-- SOURCE TEXT follows --

Monday, January 09, 2006

great article on evo morales' victory in bolivia

and the US webs of influence...

Bolivia: Revolution Through the Ballot?

By Aijaz Ahmad 9 January 2006


here's just a taste from toward the end:

"...[T]he U.S. has been intimately involved in the military affairs of the Bolivian state since the revolutionary days of the 1950s and 60s when it became obsessed with what it called "internal subversion" in Bolivia. Initial training programmes were conducted through U.S. surrogates in Argentina. By 1963, however, Bolivia had more graduates from the United States Army Special Warfare School at Fort Bragg, North Carolina, than any other country in Latin America, while direct military aid increased, in currency values of that time, from $100,000 in 1958 to $3.2 million in 1964. In 1962-63 alone, a total of 659 officers were trained at the School of the Americas while 20 of the 23 senior-most officers of the Bolivian army were brought there for extended visits. The killing of Che was the high point of their success, and these men and their subordinates, backed by U.S. agencies, destroyed the revolutionary and populist forces of Bolivia and imposed a brutal military dictatorship which paved the way for oligarchic rule and neoliberal regimes for the next two decades. Since then, the Bolivian army has been the creature of the U.S. At present, that U.S. stranglehold on the security apparatus of Bolivia is conducted under the name of "war on drugs" upon which "war on terrorism" has been grafted more recently.

-- SOURCE TEXT concluded --
-- PROVIDED MATERIAL follows --

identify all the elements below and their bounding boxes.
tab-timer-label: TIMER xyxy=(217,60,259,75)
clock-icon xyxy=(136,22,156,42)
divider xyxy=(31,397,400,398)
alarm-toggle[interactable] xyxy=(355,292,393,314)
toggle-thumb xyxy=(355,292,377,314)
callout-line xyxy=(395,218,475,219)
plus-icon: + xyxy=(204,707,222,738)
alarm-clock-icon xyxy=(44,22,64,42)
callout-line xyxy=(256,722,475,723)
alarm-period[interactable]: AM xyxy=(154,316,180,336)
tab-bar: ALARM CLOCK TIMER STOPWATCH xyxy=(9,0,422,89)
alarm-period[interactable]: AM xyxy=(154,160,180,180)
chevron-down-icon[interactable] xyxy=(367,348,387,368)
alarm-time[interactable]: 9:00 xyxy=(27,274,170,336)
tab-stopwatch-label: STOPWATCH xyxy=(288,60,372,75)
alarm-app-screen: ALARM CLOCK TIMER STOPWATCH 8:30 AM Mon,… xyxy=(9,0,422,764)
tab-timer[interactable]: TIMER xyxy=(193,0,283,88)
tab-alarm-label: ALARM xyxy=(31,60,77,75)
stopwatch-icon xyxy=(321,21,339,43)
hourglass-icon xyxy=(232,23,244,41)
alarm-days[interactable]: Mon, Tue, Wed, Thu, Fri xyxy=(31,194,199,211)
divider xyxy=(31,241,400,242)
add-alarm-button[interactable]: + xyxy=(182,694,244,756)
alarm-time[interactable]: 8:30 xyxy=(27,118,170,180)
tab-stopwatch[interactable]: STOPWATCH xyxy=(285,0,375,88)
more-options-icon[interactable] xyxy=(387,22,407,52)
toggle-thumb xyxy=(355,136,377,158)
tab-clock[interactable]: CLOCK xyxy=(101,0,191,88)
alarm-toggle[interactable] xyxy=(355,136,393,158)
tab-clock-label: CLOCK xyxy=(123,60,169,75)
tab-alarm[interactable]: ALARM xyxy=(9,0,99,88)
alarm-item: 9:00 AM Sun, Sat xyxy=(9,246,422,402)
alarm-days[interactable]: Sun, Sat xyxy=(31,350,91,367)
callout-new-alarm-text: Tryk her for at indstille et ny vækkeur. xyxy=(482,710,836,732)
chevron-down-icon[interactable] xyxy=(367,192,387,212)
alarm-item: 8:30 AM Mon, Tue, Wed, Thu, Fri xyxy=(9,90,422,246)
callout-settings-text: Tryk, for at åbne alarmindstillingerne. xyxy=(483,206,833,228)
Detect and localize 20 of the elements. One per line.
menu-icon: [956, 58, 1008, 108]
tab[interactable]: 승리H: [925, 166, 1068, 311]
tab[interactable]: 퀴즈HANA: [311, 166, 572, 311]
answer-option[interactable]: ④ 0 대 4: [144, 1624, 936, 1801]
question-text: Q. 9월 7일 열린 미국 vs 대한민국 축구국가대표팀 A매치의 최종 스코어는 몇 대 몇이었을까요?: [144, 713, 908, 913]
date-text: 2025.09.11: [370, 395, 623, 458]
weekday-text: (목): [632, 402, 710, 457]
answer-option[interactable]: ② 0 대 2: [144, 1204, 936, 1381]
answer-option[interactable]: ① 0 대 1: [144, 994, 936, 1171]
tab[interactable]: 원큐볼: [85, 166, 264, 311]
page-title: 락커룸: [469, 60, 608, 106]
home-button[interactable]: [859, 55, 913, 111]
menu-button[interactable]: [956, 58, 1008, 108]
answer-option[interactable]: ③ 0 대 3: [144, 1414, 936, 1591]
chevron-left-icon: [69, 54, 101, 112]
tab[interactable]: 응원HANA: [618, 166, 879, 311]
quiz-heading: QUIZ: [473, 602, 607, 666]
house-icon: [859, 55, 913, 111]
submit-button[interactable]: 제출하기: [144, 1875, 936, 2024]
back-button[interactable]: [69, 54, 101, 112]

-- PROVIDED MATERIAL concluded --

Answer these questions from the blog post on Evo Morales' victory in Bolivia.
(a) Who wrote the article "Bolivia: Revolution Through the Ballot?"
(b) Through U.S. surrogates in which country were the initial training programs conducted?
(c) How many officers were trained at the School of the Americas in 1962-63?

(a) Aijaz Ahmad
(b) Argentina
(c) 659